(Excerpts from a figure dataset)
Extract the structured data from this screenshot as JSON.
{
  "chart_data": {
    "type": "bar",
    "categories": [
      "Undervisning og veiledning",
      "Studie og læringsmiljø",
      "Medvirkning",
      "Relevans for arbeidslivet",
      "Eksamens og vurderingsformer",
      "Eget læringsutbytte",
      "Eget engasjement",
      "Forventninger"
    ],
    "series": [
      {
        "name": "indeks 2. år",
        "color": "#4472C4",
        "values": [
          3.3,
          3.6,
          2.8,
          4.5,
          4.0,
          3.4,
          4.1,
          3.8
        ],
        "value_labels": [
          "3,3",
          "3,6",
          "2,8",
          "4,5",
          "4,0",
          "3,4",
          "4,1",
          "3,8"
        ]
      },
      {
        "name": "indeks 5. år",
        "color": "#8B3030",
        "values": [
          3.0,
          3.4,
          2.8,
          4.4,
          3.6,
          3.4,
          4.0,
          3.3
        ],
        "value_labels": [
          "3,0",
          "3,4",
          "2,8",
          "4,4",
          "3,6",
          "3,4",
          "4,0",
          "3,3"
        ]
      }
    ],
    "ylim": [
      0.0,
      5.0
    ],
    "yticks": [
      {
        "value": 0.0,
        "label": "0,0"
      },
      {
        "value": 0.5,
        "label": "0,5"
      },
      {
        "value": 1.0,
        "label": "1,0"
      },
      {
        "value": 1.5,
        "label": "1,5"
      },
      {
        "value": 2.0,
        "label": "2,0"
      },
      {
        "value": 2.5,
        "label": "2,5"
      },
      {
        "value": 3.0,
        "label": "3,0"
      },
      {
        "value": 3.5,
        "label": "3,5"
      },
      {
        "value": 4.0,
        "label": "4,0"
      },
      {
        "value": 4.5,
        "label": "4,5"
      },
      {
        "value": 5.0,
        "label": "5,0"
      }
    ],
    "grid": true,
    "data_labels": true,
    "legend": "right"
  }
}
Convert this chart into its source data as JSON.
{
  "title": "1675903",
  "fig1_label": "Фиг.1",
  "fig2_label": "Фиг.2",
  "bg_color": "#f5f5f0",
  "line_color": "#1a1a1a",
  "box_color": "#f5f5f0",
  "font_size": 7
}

### Exercise prompt
Only the lines from the one that contains "Convert this chart" to the end of the entries above should be given again, exactly and in full.

### Answer
Convert this chart into its source data as JSON.
{
  "title": "1675903",
  "fig1_label": "Фиг.1",
  "fig2_label": "Фиг.2",
  "bg_color": "#f5f5f0",
  "line_color": "#1a1a1a",
  "box_color": "#f5f5f0",
  "font_size": 7
}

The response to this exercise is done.